§ Set problem: Can you quote exactly the stretch of lines from the one with "Give me a plain-text" through the final line of the material, both ends included?

§ Input for this task:
________________________
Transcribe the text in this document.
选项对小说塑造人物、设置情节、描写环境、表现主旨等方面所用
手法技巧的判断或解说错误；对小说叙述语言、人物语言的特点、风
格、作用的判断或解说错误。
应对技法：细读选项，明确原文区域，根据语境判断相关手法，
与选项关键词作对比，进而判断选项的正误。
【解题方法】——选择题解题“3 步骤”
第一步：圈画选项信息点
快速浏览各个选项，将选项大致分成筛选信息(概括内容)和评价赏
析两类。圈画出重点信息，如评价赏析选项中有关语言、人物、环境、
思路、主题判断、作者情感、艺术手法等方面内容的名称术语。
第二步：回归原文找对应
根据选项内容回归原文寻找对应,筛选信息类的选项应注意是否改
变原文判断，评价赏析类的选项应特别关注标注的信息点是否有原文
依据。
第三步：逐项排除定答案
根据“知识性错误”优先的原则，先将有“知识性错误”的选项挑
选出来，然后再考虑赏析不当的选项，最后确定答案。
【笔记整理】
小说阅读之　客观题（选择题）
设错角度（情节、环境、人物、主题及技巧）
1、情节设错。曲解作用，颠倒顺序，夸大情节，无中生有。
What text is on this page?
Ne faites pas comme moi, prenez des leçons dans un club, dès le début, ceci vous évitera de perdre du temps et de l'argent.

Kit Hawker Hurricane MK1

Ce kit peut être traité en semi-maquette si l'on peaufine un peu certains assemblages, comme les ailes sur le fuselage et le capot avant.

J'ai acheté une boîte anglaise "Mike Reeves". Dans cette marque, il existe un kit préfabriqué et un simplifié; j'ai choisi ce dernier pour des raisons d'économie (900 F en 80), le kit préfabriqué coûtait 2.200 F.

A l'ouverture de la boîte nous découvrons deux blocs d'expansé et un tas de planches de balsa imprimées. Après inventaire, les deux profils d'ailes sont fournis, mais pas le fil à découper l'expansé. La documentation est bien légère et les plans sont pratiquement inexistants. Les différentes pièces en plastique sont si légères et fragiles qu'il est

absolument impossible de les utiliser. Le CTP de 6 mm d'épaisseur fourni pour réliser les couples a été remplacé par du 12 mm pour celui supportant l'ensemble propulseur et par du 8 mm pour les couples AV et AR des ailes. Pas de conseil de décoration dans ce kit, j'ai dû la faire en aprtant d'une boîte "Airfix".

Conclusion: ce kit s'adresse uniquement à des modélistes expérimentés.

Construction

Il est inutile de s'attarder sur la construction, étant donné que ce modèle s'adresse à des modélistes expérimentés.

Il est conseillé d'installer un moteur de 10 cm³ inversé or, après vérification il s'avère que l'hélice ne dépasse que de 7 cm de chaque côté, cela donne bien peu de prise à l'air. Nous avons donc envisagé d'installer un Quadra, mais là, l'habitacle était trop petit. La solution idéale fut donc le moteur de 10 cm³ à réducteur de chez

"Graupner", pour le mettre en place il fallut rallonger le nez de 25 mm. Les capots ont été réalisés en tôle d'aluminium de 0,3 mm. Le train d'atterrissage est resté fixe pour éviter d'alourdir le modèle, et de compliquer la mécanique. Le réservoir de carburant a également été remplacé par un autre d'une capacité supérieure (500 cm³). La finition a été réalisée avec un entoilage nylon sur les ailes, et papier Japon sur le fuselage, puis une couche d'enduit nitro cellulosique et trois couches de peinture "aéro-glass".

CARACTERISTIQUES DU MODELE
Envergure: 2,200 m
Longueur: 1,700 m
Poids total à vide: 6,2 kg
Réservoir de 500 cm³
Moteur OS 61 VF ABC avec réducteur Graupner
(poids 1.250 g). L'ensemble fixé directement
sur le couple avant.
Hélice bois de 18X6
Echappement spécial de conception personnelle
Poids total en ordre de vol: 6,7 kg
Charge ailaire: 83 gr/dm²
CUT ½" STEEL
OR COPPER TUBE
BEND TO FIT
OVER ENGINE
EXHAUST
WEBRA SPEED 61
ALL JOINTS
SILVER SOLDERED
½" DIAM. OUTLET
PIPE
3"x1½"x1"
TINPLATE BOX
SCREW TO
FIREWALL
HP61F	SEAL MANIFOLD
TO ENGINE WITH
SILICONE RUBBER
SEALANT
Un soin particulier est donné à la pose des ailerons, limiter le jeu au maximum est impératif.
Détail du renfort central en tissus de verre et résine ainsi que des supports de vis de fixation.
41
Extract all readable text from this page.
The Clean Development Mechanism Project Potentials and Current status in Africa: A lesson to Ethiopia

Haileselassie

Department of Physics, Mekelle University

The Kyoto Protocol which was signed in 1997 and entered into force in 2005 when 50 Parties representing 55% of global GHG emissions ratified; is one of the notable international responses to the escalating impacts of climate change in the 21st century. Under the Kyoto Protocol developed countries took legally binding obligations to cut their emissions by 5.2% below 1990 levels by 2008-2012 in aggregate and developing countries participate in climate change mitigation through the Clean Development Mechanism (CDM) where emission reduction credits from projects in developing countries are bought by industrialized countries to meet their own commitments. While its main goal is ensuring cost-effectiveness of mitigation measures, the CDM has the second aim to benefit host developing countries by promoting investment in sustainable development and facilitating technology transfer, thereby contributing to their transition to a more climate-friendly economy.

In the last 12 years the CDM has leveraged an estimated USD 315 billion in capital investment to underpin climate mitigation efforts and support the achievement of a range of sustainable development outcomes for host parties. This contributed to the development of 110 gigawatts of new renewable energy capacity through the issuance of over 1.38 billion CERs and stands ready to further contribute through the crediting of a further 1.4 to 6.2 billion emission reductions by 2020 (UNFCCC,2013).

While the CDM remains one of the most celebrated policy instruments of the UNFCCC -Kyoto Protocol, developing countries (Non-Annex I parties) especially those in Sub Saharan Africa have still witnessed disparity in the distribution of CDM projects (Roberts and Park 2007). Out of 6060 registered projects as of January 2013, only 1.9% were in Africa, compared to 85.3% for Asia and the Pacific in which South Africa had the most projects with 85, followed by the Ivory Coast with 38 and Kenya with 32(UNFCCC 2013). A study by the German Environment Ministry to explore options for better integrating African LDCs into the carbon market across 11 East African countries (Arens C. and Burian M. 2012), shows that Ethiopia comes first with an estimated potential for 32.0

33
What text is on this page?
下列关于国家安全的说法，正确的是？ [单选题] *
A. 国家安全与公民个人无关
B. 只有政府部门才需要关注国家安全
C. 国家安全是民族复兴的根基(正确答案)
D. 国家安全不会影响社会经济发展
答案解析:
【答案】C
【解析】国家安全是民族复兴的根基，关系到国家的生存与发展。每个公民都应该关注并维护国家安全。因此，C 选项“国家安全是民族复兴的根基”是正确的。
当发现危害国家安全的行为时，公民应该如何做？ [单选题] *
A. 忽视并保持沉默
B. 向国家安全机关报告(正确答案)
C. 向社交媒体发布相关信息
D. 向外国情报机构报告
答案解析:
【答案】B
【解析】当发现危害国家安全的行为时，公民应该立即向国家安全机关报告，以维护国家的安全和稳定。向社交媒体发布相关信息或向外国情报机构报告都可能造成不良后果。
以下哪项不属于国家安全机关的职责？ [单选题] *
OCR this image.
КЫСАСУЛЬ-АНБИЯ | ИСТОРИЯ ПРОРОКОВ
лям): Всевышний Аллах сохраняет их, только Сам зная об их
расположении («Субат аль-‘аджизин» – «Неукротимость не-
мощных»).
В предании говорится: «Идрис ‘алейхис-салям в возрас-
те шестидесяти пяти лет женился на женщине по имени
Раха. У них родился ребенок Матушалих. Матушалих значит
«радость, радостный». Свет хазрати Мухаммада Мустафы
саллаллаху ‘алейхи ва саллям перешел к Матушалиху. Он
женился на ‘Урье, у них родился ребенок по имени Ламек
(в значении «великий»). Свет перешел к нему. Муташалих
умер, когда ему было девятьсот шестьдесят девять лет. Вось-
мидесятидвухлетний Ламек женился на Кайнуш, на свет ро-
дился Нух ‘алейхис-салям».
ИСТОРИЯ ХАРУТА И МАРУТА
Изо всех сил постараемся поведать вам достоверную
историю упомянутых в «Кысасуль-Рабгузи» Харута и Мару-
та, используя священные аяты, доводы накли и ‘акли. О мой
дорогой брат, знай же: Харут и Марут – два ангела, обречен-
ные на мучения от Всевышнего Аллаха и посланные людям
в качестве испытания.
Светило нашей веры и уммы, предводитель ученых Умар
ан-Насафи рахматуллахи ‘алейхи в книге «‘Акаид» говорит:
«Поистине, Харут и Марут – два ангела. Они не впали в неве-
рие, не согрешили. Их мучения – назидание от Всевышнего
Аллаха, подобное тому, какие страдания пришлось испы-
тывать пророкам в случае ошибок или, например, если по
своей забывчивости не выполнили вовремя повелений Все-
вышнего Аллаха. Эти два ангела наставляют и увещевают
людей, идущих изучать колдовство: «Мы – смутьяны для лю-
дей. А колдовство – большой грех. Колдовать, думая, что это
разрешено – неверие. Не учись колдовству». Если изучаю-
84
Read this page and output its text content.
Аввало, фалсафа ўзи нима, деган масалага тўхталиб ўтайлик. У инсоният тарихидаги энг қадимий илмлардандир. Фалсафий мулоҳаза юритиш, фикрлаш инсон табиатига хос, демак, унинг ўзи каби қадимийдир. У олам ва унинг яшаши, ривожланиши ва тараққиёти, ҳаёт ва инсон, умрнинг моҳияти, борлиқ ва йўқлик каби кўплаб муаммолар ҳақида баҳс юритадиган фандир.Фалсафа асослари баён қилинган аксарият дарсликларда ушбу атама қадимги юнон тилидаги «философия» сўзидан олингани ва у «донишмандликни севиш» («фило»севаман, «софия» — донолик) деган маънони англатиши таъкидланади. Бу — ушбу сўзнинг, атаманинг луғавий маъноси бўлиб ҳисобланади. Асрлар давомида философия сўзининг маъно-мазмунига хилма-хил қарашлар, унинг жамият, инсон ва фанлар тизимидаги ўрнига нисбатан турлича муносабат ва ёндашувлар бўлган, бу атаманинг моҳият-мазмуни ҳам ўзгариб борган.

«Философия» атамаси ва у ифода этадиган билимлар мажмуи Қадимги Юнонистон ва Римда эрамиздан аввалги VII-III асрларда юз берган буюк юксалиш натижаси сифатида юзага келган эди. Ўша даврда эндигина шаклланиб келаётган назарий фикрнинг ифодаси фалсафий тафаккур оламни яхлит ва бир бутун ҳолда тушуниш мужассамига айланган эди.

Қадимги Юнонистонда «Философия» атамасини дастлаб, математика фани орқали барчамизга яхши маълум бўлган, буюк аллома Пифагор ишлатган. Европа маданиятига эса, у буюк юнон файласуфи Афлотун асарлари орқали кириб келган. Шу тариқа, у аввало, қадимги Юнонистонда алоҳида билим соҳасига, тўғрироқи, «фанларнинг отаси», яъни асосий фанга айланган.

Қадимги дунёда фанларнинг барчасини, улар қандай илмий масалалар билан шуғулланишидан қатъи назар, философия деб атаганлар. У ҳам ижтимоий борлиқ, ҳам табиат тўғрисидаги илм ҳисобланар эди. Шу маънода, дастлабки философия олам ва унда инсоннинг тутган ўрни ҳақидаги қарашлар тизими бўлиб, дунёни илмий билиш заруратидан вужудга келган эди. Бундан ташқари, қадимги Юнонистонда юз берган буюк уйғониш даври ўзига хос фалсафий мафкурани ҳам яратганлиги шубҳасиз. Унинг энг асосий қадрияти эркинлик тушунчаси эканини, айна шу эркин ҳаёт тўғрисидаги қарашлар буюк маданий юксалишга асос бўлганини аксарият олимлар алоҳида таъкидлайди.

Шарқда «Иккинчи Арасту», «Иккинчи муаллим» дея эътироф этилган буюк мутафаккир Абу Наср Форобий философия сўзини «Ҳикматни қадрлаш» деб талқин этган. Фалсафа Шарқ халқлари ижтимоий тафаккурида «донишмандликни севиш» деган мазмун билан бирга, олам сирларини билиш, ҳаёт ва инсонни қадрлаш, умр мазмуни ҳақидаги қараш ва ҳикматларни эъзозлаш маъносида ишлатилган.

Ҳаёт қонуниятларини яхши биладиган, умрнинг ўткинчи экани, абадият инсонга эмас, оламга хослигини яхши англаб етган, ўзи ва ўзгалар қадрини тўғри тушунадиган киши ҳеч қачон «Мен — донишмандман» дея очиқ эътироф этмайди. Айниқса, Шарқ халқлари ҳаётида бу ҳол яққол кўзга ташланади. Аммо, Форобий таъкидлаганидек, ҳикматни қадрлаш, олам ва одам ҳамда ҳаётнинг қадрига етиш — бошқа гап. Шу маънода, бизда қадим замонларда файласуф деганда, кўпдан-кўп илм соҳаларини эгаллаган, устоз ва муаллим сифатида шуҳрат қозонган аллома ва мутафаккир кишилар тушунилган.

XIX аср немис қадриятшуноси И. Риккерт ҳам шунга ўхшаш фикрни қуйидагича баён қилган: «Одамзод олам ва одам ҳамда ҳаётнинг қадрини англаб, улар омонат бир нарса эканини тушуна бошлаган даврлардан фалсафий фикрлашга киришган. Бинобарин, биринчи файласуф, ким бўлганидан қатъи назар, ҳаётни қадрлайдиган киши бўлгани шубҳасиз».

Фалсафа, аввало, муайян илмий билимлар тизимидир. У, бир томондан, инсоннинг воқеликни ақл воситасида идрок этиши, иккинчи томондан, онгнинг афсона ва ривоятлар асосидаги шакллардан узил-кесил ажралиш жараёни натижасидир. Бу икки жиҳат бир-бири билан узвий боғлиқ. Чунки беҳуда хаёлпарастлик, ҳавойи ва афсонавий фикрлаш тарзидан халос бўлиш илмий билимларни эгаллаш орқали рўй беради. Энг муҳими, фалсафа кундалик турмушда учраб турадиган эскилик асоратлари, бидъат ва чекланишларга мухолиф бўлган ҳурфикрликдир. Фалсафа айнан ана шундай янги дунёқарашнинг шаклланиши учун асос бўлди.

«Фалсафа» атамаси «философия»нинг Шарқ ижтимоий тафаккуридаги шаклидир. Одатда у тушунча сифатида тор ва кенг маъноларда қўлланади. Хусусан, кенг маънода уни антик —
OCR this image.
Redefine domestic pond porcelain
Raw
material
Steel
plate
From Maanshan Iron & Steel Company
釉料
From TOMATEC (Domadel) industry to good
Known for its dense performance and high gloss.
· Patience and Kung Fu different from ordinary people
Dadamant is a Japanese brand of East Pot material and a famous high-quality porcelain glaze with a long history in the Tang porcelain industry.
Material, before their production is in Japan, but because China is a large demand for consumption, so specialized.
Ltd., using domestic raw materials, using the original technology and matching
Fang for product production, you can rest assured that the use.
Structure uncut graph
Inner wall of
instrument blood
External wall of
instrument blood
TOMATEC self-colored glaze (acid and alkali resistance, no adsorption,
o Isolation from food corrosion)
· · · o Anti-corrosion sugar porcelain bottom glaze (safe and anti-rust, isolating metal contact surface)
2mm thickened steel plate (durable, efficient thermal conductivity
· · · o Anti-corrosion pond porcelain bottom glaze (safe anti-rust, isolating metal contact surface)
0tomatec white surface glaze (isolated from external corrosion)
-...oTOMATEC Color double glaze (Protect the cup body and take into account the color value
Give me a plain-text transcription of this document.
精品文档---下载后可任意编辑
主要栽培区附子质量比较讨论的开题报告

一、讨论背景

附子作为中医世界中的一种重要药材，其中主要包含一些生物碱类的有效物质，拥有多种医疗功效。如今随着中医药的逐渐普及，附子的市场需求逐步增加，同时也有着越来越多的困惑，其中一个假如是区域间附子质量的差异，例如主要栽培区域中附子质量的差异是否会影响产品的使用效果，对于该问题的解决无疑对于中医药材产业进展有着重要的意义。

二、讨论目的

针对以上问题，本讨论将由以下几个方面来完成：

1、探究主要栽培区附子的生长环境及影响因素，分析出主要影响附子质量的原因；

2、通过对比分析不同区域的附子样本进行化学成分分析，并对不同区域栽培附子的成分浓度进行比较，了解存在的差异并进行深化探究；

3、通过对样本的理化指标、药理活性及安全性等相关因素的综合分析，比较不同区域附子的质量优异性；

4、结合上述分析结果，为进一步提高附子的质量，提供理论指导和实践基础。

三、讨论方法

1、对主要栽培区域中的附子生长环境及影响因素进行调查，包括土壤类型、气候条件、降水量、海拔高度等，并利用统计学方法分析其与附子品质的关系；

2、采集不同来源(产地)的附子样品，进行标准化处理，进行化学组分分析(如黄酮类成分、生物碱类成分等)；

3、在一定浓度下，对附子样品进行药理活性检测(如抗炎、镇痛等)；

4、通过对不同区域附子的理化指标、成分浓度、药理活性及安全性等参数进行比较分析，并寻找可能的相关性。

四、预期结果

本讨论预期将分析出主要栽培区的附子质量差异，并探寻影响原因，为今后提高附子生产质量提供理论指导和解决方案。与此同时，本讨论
________________________
§ Exercise response:
Give me a plain-text transcription of this document.
精品文档---下载后可任意编辑
主要栽培区附子质量比较讨论的开题报告

一、讨论背景

附子作为中医世界中的一种重要药材，其中主要包含一些生物碱类的有效物质，拥有多种医疗功效。如今随着中医药的逐渐普及，附子的市场需求逐步增加，同时也有着越来越多的困惑，其中一个假如是区域间附子质量的差异，例如主要栽培区域中附子质量的差异是否会影响产品的使用效果，对于该问题的解决无疑对于中医药材产业进展有着重要的意义。

二、讨论目的

针对以上问题，本讨论将由以下几个方面来完成：

1、探究主要栽培区附子的生长环境及影响因素，分析出主要影响附子质量的原因；

2、通过对比分析不同区域的附子样本进行化学成分分析，并对不同区域栽培附子的成分浓度进行比较，了解存在的差异并进行深化探究；

3、通过对样本的理化指标、药理活性及安全性等相关因素的综合分析，比较不同区域附子的质量优异性；

4、结合上述分析结果，为进一步提高附子的质量，提供理论指导和实践基础。

三、讨论方法

1、对主要栽培区域中的附子生长环境及影响因素进行调查，包括土壤类型、气候条件、降水量、海拔高度等，并利用统计学方法分析其与附子品质的关系；

2、采集不同来源(产地)的附子样品，进行标准化处理，进行化学组分分析(如黄酮类成分、生物碱类成分等)；

3、在一定浓度下，对附子样品进行药理活性检测(如抗炎、镇痛等)；

4、通过对不同区域附子的理化指标、成分浓度、药理活性及安全性等参数进行比较分析，并寻找可能的相关性。

四、预期结果

本讨论预期将分析出主要栽培区的附子质量差异，并探寻影响原因，为今后提高附子生产质量提供理论指导和解决方案。与此同时，本讨论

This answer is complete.